__Objective__
In the records below, find each line with the word "rmse" and copy it.

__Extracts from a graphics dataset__
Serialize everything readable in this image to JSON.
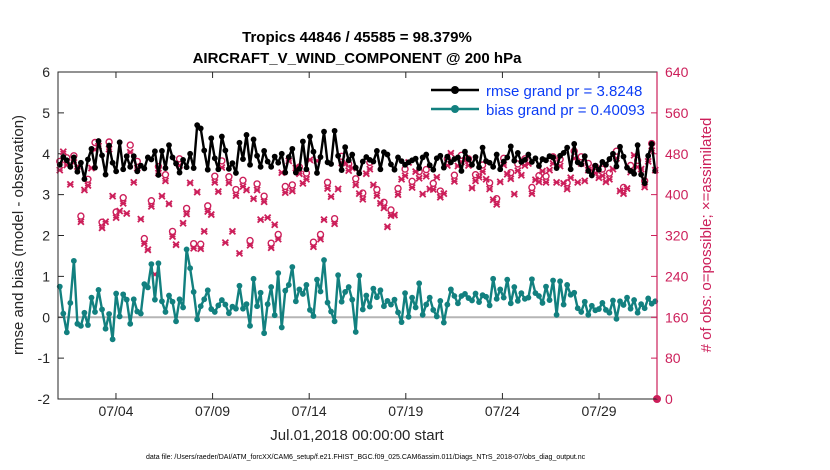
{
  "chart_data": {
    "type": "line",
    "title": "Tropics 44846 / 45585 = 98.379%",
    "subtitle": "AIRCRAFT_V_WIND_COMPONENT @ 200 hPa",
    "xlabel": "Jul.01,2018 00:00:00 start",
    "ylabel": "rmse and bias (model - observation)",
    "ylabel_right": "# of obs: o=possible; ×=assimilated",
    "x_tick_labels": [
      "07/04",
      "07/09",
      "07/14",
      "07/19",
      "07/24",
      "07/29"
    ],
    "x_tick_days": [
      4,
      9,
      14,
      19,
      24,
      29
    ],
    "xlim": [
      1,
      32
    ],
    "ylim": [
      -2,
      6
    ],
    "y_ticks": [
      -2,
      -1,
      0,
      1,
      2,
      3,
      4,
      5,
      6
    ],
    "y2lim": [
      0,
      640
    ],
    "y2_ticks": [
      0,
      80,
      160,
      240,
      320,
      400,
      480,
      560,
      640
    ],
    "legend": {
      "location": "top-right",
      "entries": [
        "rmse grand pr = 3.8248",
        "bias grand pr = 0.40093"
      ]
    },
    "footer": "data file: /Users/raeder/DAI/ATM_forcXX/CAM6_setup/f.e21.FHIST_BGC.f09_025.CAM6assim.011/Diags_NTrS_2018-07/obs_diag_output.nc",
    "series": [
      {
        "name": "rmse",
        "color": "#000000",
        "marker": "dot",
        "values": [
          3.73,
          3.92,
          3.84,
          3.68,
          3.91,
          3.56,
          3.78,
          3.38,
          3.86,
          4.12,
          3.66,
          4.31,
          3.96,
          3.49,
          4.2,
          3.78,
          3.57,
          4.28,
          3.62,
          3.94,
          3.68,
          3.94,
          3.57,
          3.71,
          3.64,
          3.91,
          3.86,
          4.06,
          3.48,
          4.07,
          3.65,
          4.21,
          3.91,
          3.76,
          3.54,
          3.85,
          3.67,
          4.0,
          3.65,
          4.7,
          4.62,
          4.08,
          3.61,
          4.38,
          3.89,
          3.62,
          4.42,
          4.08,
          3.63,
          3.77,
          3.53,
          4.27,
          3.87,
          4.46,
          3.73,
          4.35,
          3.95,
          3.68,
          4.07,
          3.81,
          3.68,
          3.93,
          3.78,
          4.0,
          3.54,
          3.92,
          4.12,
          3.54,
          3.63,
          4.3,
          3.62,
          4.42,
          4.05,
          3.53,
          3.92,
          4.54,
          3.79,
          3.75,
          4.56,
          3.95,
          3.6,
          4.16,
          3.84,
          3.98,
          3.66,
          3.52,
          3.81,
          3.92,
          3.85,
          3.81,
          4.07,
          3.62,
          4.04,
          3.98,
          3.74,
          3.61,
          3.91,
          3.82,
          3.73,
          3.79,
          3.84,
          3.88,
          3.65,
          3.91,
          3.98,
          3.72,
          3.61,
          3.89,
          3.95,
          3.66,
          3.93,
          3.79,
          3.87,
          3.91,
          3.58,
          4.05,
          3.87,
          3.73,
          3.92,
          3.67,
          4.15,
          3.82,
          3.78,
          3.68,
          3.98,
          3.62,
          3.81,
          3.91,
          4.18,
          3.83,
          4.02,
          3.8,
          3.85,
          3.98,
          3.8,
          3.89,
          3.7,
          3.87,
          3.84,
          3.94,
          3.91,
          3.65,
          3.95,
          4.02,
          4.15,
          3.62,
          4.24,
          3.79,
          3.74,
          3.94,
          3.58,
          3.47,
          3.71,
          3.61,
          3.8,
          3.73,
          3.87,
          4.0,
          3.69,
          4.17,
          3.93,
          3.66,
          3.58,
          3.51,
          4.21,
          3.49,
          3.28,
          3.95,
          4.24,
          3.58
        ]
      },
      {
        "name": "bias",
        "color": "#12807f",
        "marker": "dot",
        "values": [
          0.75,
          0.09,
          -0.37,
          0.35,
          1.38,
          -0.16,
          -0.21,
          0.11,
          -0.19,
          0.48,
          0.13,
          0.67,
          0.19,
          -0.28,
          0.08,
          -0.54,
          0.58,
          0.02,
          0.56,
          0.43,
          -0.16,
          0.44,
          0.14,
          0.09,
          0.81,
          0.73,
          1.3,
          0.43,
          1.32,
          0.39,
          0.13,
          0.53,
          0.38,
          -0.1,
          0.44,
          0.24,
          1.66,
          1.2,
          0.62,
          -0.05,
          0.27,
          0.44,
          0.66,
          0.2,
          0.13,
          0.29,
          0.42,
          0.31,
          0.1,
          0.26,
          0.21,
          0.77,
          0.21,
          0.32,
          -0.21,
          0.94,
          0.27,
          0.6,
          -0.39,
          0.32,
          0.74,
          0.05,
          1.08,
          -0.25,
          0.65,
          0.79,
          1.23,
          0.39,
          0.68,
          0.57,
          0.79,
          0.18,
          0.03,
          0.92,
          0.63,
          1.4,
          0.36,
          0.14,
          -0.1,
          1.03,
          0.38,
          0.62,
          0.74,
          0.43,
          -0.36,
          1.02,
          0.19,
          0.53,
          0.26,
          0.7,
          0.49,
          0.66,
          0.27,
          0.4,
          0.31,
          0.43,
          0.12,
          -0.12,
          0.59,
          0.01,
          0.48,
          0.24,
          0.83,
          0.06,
          0.31,
          0.48,
          0.18,
          0.02,
          0.4,
          -0.13,
          0.31,
          0.68,
          0.52,
          0.34,
          0.52,
          0.57,
          0.47,
          0.41,
          0.58,
          0.37,
          0.54,
          0.5,
          0.29,
          0.94,
          0.45,
          0.68,
          0.48,
          0.92,
          0.34,
          0.74,
          0.4,
          0.59,
          0.45,
          0.48,
          0.93,
          0.59,
          0.52,
          0.35,
          0.75,
          0.42,
          0.9,
          0.06,
          0.88,
          0.31,
          0.79,
          0.55,
          0.6,
          0.22,
          0.13,
          0.38,
          0.06,
          0.28,
          0.17,
          0.2,
          0.35,
          0.18,
          0.11,
          0.41,
          -0.04,
          0.39,
          0.3,
          0.48,
          0.21,
          0.42,
          0.11,
          0.32,
          0.22,
          0.46,
          0.33,
          0.39
        ]
      }
    ],
    "obs_possible": [
      465,
      498,
      472,
      432,
      476,
      469,
      358,
      421,
      430,
      465,
      502,
      509,
      346,
      357,
      503,
      409,
      366,
      379,
      394,
      374,
      497,
      436,
      465,
      362,
      314,
      302,
      388,
      252,
      455,
      409,
      439,
      393,
      328,
      312,
      470,
      354,
      373,
      435,
      304,
      417,
      303,
      339,
      378,
      372,
      436,
      418,
      466,
      316,
      435,
      338,
      410,
      294,
      428,
      421,
      310,
      404,
      421,
      362,
      397,
      366,
      305,
      351,
      322,
      456,
      416,
      479,
      419,
      465,
      454,
      434,
      442,
      481,
      307,
      479,
      322,
      362,
      424,
      408,
      353,
      423,
      475,
      475,
      460,
      465,
      431,
      414,
      403,
      454,
      463,
      431,
      410,
      394,
      385,
      347,
      370,
      371,
      412,
      442,
      450,
      476,
      426,
      458,
      445,
      413,
      449,
      423,
      422,
      447,
      407,
      414,
      470,
      495,
      438,
      469,
      477,
      480,
      470,
      425,
      439,
      446,
      458,
      442,
      423,
      402,
      392,
      437,
      471,
      453,
      443,
      413,
      460,
      451,
      470,
      474,
      414,
      441,
      437,
      459,
      436,
      461,
      474,
      436,
      469,
      434,
      423,
      445,
      485,
      436,
      474,
      439,
      461,
      461,
      455,
      445,
      450,
      437,
      442,
      463,
      485,
      419,
      414,
      424,
      457,
      491,
      467,
      463,
      427,
      478,
      500,
      461
    ],
    "obs_assimilated": [
      448,
      484,
      458,
      420,
      463,
      455,
      347,
      409,
      418,
      452,
      488,
      495,
      335,
      347,
      489,
      397,
      355,
      368,
      383,
      363,
      483,
      424,
      452,
      352,
      304,
      292,
      377,
      244,
      442,
      397,
      427,
      382,
      318,
      302,
      457,
      344,
      362,
      423,
      295,
      405,
      294,
      328,
      367,
      361,
      424,
      406,
      453,
      306,
      423,
      328,
      398,
      285,
      416,
      409,
      301,
      392,
      409,
      351,
      386,
      355,
      296,
      341,
      313,
      443,
      404,
      466,
      407,
      452,
      441,
      422,
      430,
      468,
      298,
      466,
      313,
      351,
      412,
      396,
      343,
      411,
      462,
      462,
      447,
      452,
      419,
      402,
      391,
      441,
      450,
      419,
      398,
      383,
      374,
      337,
      359,
      360,
      400,
      430,
      437,
      463,
      414,
      445,
      432,
      401,
      436,
      411,
      410,
      434,
      395,
      402,
      457,
      481,
      426,
      456,
      464,
      467,
      457,
      413,
      427,
      434,
      445,
      430,
      411,
      390,
      381,
      425,
      458,
      440,
      431,
      401,
      447,
      438,
      457,
      461,
      402,
      429,
      425,
      446,
      424,
      448,
      461,
      424,
      456,
      422,
      411,
      433,
      471,
      424,
      461,
      427,
      448,
      448,
      442,
      433,
      437,
      425,
      430,
      450,
      471,
      407,
      402,
      412,
      444,
      477,
      454,
      450,
      415,
      465,
      486,
      448
    ]
  }
}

__Correct output__
    "ylabel": "rmse and bias (model - observation)",
        "rmse grand pr = 3.8248",
        "name": "rmse",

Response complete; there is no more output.